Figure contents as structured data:
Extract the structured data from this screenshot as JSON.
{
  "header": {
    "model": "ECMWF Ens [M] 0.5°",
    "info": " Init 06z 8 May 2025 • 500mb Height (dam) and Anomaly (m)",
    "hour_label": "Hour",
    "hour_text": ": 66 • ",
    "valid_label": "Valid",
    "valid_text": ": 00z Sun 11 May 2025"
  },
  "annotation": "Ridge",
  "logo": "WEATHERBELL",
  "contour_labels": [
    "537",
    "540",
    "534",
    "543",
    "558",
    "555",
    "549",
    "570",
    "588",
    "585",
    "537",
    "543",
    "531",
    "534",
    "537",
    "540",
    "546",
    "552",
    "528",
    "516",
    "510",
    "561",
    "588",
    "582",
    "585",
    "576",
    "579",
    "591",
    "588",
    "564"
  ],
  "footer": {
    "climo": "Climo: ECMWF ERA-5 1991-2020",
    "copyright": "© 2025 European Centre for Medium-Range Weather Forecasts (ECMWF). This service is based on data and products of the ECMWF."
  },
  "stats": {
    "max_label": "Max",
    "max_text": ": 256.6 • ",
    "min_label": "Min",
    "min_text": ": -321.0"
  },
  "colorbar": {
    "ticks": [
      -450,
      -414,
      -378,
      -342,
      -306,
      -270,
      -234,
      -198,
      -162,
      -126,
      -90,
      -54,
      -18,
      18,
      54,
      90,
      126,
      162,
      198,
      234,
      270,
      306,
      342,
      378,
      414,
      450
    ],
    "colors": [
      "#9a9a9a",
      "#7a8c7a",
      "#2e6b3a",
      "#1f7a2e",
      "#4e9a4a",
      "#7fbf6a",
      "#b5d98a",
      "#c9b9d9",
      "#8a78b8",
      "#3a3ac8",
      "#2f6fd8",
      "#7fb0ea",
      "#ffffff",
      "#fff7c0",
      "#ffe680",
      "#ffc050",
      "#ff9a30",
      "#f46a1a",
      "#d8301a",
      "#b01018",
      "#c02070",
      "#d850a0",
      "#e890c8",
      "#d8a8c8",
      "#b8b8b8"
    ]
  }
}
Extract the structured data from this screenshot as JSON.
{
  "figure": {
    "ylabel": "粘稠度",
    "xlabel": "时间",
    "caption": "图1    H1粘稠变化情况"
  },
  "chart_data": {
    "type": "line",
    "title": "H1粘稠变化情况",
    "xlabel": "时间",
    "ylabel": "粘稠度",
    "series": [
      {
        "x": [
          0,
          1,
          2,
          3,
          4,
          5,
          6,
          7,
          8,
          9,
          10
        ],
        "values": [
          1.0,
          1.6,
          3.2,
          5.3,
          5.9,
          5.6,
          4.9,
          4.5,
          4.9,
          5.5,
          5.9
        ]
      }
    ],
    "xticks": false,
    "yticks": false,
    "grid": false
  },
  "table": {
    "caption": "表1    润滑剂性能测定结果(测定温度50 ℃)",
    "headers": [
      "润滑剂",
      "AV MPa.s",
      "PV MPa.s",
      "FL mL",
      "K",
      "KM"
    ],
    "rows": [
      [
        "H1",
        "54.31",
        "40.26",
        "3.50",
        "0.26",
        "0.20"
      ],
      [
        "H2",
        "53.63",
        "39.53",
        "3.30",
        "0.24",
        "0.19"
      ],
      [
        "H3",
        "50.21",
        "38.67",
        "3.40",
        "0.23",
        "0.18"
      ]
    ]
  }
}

* [Objective]: Search the data for "false". Copy every matching line.

* [Task solution]:
    "xticks": false,
    "yticks": false,
    "grid": false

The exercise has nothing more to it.